**THE EXERCISE**
Each line of the material below should be reproduced exactly.

**Stored data entries**
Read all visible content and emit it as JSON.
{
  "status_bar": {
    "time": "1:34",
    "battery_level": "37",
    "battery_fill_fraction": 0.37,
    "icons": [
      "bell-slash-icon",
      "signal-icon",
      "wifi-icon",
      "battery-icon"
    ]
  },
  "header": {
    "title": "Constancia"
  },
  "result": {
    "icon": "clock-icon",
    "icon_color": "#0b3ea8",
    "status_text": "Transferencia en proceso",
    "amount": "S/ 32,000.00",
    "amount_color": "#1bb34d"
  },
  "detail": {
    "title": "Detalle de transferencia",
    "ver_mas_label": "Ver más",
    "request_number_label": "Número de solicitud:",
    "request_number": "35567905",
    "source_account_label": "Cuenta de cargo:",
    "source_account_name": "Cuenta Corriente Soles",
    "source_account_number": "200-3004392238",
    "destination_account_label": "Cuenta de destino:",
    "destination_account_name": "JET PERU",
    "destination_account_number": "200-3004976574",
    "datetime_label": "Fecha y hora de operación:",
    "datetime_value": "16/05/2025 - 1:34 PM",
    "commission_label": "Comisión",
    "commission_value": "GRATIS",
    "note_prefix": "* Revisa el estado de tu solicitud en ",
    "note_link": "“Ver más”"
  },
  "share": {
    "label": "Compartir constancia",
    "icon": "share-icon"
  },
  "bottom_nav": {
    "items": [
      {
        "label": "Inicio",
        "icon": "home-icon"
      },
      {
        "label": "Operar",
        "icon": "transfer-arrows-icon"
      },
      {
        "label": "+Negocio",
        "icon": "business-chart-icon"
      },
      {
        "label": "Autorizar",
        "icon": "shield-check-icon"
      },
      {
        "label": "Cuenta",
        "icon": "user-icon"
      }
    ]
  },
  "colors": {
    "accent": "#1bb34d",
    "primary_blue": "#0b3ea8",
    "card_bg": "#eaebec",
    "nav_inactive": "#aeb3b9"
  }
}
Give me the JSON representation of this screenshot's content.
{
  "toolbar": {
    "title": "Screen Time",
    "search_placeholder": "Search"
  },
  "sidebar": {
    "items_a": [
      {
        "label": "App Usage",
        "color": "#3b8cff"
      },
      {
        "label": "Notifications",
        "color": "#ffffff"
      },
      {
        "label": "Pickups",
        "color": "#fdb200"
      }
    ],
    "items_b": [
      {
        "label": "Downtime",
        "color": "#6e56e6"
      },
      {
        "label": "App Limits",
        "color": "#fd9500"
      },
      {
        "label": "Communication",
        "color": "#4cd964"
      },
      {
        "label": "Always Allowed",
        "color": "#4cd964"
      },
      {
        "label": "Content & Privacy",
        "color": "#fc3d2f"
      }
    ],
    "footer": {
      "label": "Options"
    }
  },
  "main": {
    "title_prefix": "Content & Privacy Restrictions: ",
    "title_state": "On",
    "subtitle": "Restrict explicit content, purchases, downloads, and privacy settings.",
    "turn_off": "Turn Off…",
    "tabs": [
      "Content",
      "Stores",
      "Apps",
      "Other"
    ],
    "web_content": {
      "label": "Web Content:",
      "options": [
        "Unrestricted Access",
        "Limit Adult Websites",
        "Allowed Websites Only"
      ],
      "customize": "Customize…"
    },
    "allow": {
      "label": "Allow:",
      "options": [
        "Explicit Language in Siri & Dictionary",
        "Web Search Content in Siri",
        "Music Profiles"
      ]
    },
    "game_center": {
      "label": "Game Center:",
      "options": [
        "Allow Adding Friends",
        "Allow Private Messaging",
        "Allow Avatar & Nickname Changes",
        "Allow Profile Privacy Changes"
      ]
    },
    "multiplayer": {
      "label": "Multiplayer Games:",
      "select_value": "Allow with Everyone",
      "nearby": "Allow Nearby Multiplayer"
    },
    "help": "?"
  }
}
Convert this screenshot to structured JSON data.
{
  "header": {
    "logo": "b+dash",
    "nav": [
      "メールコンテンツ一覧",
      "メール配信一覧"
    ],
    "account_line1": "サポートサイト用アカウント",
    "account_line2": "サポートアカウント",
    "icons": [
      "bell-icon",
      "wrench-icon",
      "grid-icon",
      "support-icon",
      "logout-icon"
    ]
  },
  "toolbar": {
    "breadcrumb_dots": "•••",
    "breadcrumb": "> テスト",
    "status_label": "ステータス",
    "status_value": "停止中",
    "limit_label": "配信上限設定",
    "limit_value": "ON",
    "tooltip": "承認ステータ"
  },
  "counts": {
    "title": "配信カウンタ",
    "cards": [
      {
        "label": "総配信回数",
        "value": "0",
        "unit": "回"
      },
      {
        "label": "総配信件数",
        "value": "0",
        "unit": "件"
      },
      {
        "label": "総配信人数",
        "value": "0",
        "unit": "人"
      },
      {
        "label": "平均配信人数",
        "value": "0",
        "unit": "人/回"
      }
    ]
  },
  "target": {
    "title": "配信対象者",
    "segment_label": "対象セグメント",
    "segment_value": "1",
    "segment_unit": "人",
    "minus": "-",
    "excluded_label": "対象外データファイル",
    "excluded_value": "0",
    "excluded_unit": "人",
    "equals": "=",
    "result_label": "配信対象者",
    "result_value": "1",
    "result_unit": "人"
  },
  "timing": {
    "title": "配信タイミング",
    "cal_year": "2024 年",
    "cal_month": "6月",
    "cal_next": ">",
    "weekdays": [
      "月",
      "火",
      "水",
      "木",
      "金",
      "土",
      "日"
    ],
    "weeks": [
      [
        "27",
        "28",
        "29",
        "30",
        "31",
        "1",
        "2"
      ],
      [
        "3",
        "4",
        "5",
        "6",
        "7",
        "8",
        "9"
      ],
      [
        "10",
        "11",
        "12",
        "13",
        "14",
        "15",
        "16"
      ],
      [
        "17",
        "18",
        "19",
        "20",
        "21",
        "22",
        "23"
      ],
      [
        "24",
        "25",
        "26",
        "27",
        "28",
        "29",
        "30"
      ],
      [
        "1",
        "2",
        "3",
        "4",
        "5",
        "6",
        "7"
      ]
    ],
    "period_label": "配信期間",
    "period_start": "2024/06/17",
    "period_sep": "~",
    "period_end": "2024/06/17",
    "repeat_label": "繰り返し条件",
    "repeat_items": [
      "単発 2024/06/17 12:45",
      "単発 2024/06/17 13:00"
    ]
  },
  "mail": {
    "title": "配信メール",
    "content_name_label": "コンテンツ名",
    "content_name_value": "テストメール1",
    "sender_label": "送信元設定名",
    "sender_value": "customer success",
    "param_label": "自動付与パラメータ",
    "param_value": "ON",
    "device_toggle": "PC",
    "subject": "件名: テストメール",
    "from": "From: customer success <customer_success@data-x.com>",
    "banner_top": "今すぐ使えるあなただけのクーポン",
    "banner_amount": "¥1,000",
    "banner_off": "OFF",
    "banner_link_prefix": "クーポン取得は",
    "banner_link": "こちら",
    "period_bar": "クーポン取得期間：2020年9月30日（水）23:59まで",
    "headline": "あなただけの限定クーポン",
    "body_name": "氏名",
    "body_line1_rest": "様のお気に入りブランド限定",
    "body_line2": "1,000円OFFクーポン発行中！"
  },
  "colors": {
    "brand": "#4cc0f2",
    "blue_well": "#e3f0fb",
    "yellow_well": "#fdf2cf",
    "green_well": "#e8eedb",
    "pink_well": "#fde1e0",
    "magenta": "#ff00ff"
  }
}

**RESPONSE FOR THIS EXERCISE**
Read all visible content and emit it as JSON.
{
  "status_bar": {
    "time": "1:34",
    "battery_level": "37",
    "battery_fill_fraction": 0.37,
    "icons": [
      "bell-slash-icon",
      "signal-icon",
      "wifi-icon",
      "battery-icon"
    ]
  },
  "header": {
    "title": "Constancia"
  },
  "result": {
    "icon": "clock-icon",
    "icon_color": "#0b3ea8",
    "status_text": "Transferencia en proceso",
    "amount": "S/ 32,000.00",
    "amount_color": "#1bb34d"
  },
  "detail": {
    "title": "Detalle de transferencia",
    "ver_mas_label": "Ver más",
    "request_number_label": "Número de solicitud:",
    "request_number": "35567905",
    "source_account_label": "Cuenta de cargo:",
    "source_account_name": "Cuenta Corriente Soles",
    "source_account_number": "200-3004392238",
    "destination_account_label": "Cuenta de destino:",
    "destination_account_name": "JET PERU",
    "destination_account_number": "200-3004976574",
    "datetime_label": "Fecha y hora de operación:",
    "datetime_value": "16/05/2025 - 1:34 PM",
    "commission_label": "Comisión",
    "commission_value": "GRATIS",
    "note_prefix": "* Revisa el estado de tu solicitud en ",
    "note_link": "“Ver más”"
  },
  "share": {
    "label": "Compartir constancia",
    "icon": "share-icon"
  },
  "bottom_nav": {
    "items": [
      {
        "label": "Inicio",
        "icon": "home-icon"
      },
      {
        "label": "Operar",
        "icon": "transfer-arrows-icon"
      },
      {
        "label": "+Negocio",
        "icon": "business-chart-icon"
      },
      {
        "label": "Autorizar",
        "icon": "shield-check-icon"
      },
      {
        "label": "Cuenta",
        "icon": "user-icon"
      }
    ]
  },
  "colors": {
    "accent": "#1bb34d",
    "primary_blue": "#0b3ea8",
    "card_bg": "#eaebec",
    "nav_inactive": "#aeb3b9"
  }
}
Give me the JSON representation of this screenshot's content.
{
  "toolbar": {
    "title": "Screen Time",
    "search_placeholder": "Search"
  },
  "sidebar": {
    "items_a": [
      {
        "label": "App Usage",
        "color": "#3b8cff"
      },
      {
        "label": "Notifications",
        "color": "#ffffff"
      },
      {
        "label": "Pickups",
        "color": "#fdb200"
      }
    ],
    "items_b": [
      {
        "label": "Downtime",
        "color": "#6e56e6"
      },
      {
        "label": "App Limits",
        "color": "#fd9500"
      },
      {
        "label": "Communication",
        "color": "#4cd964"
      },
      {
        "label": "Always Allowed",
        "color": "#4cd964"
      },
      {
        "label": "Content & Privacy",
        "color": "#fc3d2f"
      }
    ],
    "footer": {
      "label": "Options"
    }
  },
  "main": {
    "title_prefix": "Content & Privacy Restrictions: ",
    "title_state": "On",
    "subtitle": "Restrict explicit content, purchases, downloads, and privacy settings.",
    "turn_off": "Turn Off…",
    "tabs": [
      "Content",
      "Stores",
      "Apps",
      "Other"
    ],
    "web_content": {
      "label": "Web Content:",
      "options": [
        "Unrestricted Access",
        "Limit Adult Websites",
        "Allowed Websites Only"
      ],
      "customize": "Customize…"
    },
    "allow": {
      "label": "Allow:",
      "options": [
        "Explicit Language in Siri & Dictionary",
        "Web Search Content in Siri",
        "Music Profiles"
      ]
    },
    "game_center": {
      "label": "Game Center:",
      "options": [
        "Allow Adding Friends",
        "Allow Private Messaging",
        "Allow Avatar & Nickname Changes",
        "Allow Profile Privacy Changes"
      ]
    },
    "multiplayer": {
      "label": "Multiplayer Games:",
      "select_value": "Allow with Everyone",
      "nearby": "Allow Nearby Multiplayer"
    },
    "help": "?"
  }
}
Convert this screenshot to structured JSON data.
{
  "header": {
    "logo": "b+dash",
    "nav": [
      "メールコンテンツ一覧",
      "メール配信一覧"
    ],
    "account_line1": "サポートサイト用アカウント",
    "account_line2": "サポートアカウント",
    "icons": [
      "bell-icon",
      "wrench-icon",
      "grid-icon",
      "support-icon",
      "logout-icon"
    ]
  },
  "toolbar": {
    "breadcrumb_dots": "•••",
    "breadcrumb": "> テスト",
    "status_label": "ステータス",
    "status_value": "停止中",
    "limit_label": "配信上限設定",
    "limit_value": "ON",
    "tooltip": "承認ステータ"
  },
  "counts": {
    "title": "配信カウンタ",
    "cards": [
      {
        "label": "総配信回数",
        "value": "0",
        "unit": "回"
      },
      {
        "label": "総配信件数",
        "value": "0",
        "unit": "件"
      },
      {
        "label": "総配信人数",
        "value": "0",
        "unit": "人"
      },
      {
        "label": "平均配信人数",
        "value": "0",
        "unit": "人/回"
      }
    ]
  },
  "target": {
    "title": "配信対象者",
    "segment_label": "対象セグメント",
    "segment_value": "1",
    "segment_unit": "人",
    "minus": "-",
    "excluded_label": "対象外データファイル",
    "excluded_value": "0",
    "excluded_unit": "人",
    "equals": "=",
    "result_label": "配信対象者",
    "result_value": "1",
    "result_unit": "人"
  },
  "timing": {
    "title": "配信タイミング",
    "cal_year": "2024 年",
    "cal_month": "6月",
    "cal_next": ">",
    "weekdays": [
      "月",
      "火",
      "水",
      "木",
      "金",
      "土",
      "日"
    ],
    "weeks": [
      [
        "27",
        "28",
        "29",
        "30",
        "31",
        "1",
        "2"
      ],
      [
        "3",
        "4",
        "5",
        "6",
        "7",
        "8",
        "9"
      ],
      [
        "10",
        "11",
        "12",
        "13",
        "14",
        "15",
        "16"
      ],
      [
        "17",
        "18",
        "19",
        "20",
        "21",
        "22",
        "23"
      ],
      [
        "24",
        "25",
        "26",
        "27",
        "28",
        "29",
        "30"
      ],
      [
        "1",
        "2",
        "3",
        "4",
        "5",
        "6",
        "7"
      ]
    ],
    "period_label": "配信期間",
    "period_start": "2024/06/17",
    "period_sep": "~",
    "period_end": "2024/06/17",
    "repeat_label": "繰り返し条件",
    "repeat_items": [
      "単発 2024/06/17 12:45",
      "単発 2024/06/17 13:00"
    ]
  },
  "mail": {
    "title": "配信メール",
    "content_name_label": "コンテンツ名",
    "content_name_value": "テストメール1",
    "sender_label": "送信元設定名",
    "sender_value": "customer success",
    "param_label": "自動付与パラメータ",
    "param_value": "ON",
    "device_toggle": "PC",
    "subject": "件名: テストメール",
    "from": "From: customer success <customer_success@data-x.com>",
    "banner_top": "今すぐ使えるあなただけのクーポン",
    "banner_amount": "¥1,000",
    "banner_off": "OFF",
    "banner_link_prefix": "クーポン取得は",
    "banner_link": "こちら",
    "period_bar": "クーポン取得期間：2020年9月30日（水）23:59まで",
    "headline": "あなただけの限定クーポン",
    "body_name": "氏名",
    "body_line1_rest": "様のお気に入りブランド限定",
    "body_line2": "1,000円OFFクーポン発行中！"
  },
  "colors": {
    "brand": "#4cc0f2",
    "blue_well": "#e3f0fb",
    "yellow_well": "#fdf2cf",
    "green_well": "#e8eedb",
    "pink_well": "#fde1e0",
    "magenta": "#ff00ff"
  }
}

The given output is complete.